* [Questions]
1. Please explain, in one to three sentences and using the email reply, why its author considers running the reporting code in a transaction a bad idea for a process such as checkpointer.
2. From the lines the email reply quotes from Andres Freund's January 13 message, list every function or variable name it mentions.

Hi,
On 2026-01-14 08:26:24 -0500, Robert Haas wrote:
> On Tue, Jan 13, 2026 at 4:47 PM Andres Freund <andres@anarazel.de> wrote:
> > I'm pretty sure that doesn't generally happen. There's promotion to FATAL if
> > the top-level sigsetjmp() hasn't yet run (c.f. the check for
> > PG_exception_stack in errstart()), but once it has been reached, it stays
> > configured.
>
> All right, then I guess I don't fully understand how the
> error-outside-of-a-transaction case is handled.
For those we just rely on the error cleanup inside the top-level sigsetmp()
blocks... Which of course is a pretty random subset of cleanups that also
differs between process types, which is quite ... not great.
> But I still think that
> code like this needs to run in a transaction to avoid unexpected and
> undesirable results. Do you see it differently?
I'm waffling on it a bit, tbh. I think doing it for something like backends it
could make sense, but e.g. for something like checkpointer, that normally
never runs a transaction, it seems like a bad idea. Mainly because processes
that don't run transactions won't have an AbortCurrentTransaction() or such in
their top-level sigsetjmp() and thus would never abort the transaction that we
started, if there were an error while doing the reporting.

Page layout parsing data
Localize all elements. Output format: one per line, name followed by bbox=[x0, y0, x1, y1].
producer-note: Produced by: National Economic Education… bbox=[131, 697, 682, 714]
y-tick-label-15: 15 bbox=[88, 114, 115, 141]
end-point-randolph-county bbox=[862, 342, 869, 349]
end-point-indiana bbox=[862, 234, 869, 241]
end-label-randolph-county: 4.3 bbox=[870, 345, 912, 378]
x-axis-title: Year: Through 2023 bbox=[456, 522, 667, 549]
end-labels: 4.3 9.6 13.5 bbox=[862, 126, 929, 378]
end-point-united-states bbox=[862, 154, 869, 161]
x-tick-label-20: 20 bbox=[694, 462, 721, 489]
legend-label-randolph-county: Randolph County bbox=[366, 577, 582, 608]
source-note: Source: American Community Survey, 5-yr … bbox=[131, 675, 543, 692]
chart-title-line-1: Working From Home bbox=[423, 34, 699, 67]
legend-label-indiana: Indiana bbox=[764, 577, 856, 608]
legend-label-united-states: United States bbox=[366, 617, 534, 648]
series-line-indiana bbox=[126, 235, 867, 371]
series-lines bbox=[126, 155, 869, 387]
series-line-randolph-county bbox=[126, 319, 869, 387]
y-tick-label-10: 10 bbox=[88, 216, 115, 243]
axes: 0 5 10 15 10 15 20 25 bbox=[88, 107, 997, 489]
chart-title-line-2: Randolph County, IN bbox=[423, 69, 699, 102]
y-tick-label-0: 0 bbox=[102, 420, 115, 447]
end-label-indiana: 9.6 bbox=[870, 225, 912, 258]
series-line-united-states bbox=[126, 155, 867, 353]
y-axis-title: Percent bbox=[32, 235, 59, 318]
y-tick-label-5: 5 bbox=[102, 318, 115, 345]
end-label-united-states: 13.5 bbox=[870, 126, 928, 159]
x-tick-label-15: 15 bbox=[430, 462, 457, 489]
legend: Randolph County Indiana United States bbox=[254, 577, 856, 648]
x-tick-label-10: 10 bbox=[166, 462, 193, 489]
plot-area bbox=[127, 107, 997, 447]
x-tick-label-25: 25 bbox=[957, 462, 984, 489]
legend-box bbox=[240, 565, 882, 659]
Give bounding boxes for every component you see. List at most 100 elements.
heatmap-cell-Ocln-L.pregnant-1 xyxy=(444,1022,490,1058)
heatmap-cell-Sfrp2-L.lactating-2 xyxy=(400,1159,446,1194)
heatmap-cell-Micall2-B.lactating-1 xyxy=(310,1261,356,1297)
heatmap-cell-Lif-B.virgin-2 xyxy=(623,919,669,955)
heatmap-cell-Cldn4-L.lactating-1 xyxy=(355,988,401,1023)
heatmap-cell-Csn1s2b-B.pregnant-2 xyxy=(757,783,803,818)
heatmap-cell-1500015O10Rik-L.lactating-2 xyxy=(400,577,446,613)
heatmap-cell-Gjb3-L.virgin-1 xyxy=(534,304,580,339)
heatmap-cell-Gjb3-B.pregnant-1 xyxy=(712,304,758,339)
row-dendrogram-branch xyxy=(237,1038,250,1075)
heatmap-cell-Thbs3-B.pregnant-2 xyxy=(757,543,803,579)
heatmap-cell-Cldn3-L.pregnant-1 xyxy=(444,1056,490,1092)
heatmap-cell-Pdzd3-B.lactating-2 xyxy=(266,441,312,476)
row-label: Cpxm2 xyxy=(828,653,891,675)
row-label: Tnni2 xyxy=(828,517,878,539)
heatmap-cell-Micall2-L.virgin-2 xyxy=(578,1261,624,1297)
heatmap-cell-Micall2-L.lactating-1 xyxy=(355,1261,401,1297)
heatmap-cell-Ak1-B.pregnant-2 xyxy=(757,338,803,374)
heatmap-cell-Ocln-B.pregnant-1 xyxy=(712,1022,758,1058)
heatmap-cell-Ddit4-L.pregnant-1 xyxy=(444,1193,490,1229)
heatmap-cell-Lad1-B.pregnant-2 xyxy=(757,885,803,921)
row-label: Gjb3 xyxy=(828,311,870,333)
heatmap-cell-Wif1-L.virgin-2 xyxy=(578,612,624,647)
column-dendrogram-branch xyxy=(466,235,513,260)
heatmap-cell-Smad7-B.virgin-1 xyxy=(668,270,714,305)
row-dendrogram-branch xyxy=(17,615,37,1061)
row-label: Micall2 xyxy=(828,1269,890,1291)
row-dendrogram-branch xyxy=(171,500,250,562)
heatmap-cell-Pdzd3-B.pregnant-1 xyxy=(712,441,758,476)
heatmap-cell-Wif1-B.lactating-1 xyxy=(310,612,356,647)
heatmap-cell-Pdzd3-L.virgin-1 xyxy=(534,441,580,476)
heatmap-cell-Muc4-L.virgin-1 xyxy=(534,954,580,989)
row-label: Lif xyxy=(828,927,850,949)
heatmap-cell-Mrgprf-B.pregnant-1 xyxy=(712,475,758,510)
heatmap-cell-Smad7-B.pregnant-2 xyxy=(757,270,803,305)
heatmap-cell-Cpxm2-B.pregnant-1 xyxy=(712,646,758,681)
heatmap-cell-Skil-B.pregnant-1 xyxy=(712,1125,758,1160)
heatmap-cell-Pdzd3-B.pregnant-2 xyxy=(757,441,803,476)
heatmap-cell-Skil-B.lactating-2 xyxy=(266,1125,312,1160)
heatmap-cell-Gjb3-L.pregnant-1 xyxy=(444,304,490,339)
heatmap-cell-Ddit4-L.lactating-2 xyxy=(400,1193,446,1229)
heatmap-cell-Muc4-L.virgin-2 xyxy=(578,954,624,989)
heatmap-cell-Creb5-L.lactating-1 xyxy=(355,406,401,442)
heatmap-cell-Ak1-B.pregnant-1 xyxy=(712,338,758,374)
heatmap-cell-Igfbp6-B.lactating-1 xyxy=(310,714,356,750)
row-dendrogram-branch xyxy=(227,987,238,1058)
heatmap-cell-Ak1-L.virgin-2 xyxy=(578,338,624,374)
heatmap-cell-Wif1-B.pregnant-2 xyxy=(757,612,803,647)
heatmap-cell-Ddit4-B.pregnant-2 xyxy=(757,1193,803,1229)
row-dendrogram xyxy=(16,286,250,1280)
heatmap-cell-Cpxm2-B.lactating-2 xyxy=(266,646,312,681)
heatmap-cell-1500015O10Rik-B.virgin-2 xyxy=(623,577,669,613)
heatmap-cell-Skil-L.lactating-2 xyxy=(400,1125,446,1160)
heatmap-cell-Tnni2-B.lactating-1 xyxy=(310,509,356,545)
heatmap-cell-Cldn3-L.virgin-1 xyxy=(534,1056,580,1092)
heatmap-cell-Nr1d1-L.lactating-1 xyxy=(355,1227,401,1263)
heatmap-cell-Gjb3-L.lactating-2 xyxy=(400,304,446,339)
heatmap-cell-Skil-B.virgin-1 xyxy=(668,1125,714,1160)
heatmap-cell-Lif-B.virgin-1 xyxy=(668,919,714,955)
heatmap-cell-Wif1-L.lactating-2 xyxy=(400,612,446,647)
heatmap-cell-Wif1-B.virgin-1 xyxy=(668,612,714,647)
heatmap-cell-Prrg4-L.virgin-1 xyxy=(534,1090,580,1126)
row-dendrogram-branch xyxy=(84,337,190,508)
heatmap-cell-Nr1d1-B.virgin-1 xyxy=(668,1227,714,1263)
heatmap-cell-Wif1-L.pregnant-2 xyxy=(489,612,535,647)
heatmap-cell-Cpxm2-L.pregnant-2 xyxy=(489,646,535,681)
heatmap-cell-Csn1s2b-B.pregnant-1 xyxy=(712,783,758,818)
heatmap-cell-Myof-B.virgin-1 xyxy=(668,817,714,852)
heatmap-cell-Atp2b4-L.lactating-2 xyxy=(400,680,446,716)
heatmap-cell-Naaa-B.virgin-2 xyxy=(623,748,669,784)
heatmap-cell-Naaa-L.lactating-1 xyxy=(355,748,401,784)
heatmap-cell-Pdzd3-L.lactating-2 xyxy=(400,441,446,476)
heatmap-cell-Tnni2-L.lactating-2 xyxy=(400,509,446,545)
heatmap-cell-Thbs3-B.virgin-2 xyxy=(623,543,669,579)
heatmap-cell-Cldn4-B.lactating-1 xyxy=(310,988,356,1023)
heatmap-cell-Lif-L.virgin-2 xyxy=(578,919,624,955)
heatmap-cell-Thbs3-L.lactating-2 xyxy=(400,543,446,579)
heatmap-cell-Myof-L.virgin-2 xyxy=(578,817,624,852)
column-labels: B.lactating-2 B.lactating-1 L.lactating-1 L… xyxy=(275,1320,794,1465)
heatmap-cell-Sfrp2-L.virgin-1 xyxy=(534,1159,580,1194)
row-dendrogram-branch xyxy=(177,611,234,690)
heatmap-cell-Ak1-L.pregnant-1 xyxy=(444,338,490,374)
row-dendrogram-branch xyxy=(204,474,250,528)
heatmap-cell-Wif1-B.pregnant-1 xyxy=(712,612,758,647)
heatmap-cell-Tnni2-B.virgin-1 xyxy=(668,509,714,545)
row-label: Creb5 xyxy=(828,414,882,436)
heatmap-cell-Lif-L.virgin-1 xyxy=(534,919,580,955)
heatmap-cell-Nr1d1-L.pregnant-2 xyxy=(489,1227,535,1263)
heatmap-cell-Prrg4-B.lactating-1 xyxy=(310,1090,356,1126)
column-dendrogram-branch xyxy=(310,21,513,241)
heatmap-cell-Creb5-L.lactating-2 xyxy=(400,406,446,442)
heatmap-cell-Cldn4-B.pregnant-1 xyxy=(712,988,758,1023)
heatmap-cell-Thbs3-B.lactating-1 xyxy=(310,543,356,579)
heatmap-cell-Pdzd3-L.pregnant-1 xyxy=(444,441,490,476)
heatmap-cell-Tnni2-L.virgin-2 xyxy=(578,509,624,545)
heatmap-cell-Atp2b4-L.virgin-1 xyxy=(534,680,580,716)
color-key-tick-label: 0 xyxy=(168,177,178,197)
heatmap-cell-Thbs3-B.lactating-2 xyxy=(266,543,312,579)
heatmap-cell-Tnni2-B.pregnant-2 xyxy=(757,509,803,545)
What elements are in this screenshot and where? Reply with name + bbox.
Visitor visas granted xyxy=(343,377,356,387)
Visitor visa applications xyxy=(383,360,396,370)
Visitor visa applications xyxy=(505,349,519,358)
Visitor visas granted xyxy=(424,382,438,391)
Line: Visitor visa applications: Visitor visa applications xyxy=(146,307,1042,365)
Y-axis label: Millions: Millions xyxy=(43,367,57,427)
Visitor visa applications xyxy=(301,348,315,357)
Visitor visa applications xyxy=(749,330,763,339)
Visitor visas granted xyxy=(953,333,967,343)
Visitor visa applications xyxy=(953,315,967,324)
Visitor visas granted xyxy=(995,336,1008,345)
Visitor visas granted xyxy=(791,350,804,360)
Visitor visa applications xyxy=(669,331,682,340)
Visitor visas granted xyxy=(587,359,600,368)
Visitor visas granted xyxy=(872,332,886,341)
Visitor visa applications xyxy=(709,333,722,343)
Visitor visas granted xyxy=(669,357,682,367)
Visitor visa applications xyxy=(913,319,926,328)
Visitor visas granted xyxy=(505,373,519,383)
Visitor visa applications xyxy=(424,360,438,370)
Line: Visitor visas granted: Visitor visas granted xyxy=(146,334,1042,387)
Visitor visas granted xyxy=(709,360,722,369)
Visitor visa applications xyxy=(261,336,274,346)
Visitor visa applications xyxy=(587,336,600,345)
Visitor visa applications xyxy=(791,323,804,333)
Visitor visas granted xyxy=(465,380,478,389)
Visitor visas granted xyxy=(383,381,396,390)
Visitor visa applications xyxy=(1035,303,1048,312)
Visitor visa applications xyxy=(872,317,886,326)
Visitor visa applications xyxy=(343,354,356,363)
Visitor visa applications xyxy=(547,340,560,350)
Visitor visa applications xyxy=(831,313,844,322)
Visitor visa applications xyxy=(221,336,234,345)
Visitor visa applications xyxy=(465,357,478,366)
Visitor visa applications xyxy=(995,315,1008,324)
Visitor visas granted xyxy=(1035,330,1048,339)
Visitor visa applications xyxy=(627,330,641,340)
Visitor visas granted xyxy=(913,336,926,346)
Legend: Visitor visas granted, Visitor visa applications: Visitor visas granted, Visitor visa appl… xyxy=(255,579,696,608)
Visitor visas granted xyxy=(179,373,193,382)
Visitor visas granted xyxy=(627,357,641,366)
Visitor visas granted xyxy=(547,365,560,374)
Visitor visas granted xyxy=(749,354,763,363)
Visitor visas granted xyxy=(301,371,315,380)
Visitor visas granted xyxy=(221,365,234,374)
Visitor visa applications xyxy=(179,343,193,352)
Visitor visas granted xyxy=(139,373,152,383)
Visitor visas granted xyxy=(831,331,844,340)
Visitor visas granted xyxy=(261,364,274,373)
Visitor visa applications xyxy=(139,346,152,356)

* [Solved problems]
1. Checkpointer normally never runs a transaction, and processes like it don't have AbortCurrentTransaction() or anything similar in their top-level sigsetjmp(). If an error occurred during the reporting, the transaction that had been started would therefore never be aborted.

2.
- sigsetjmp()
- PG_exception_stack
- errstart()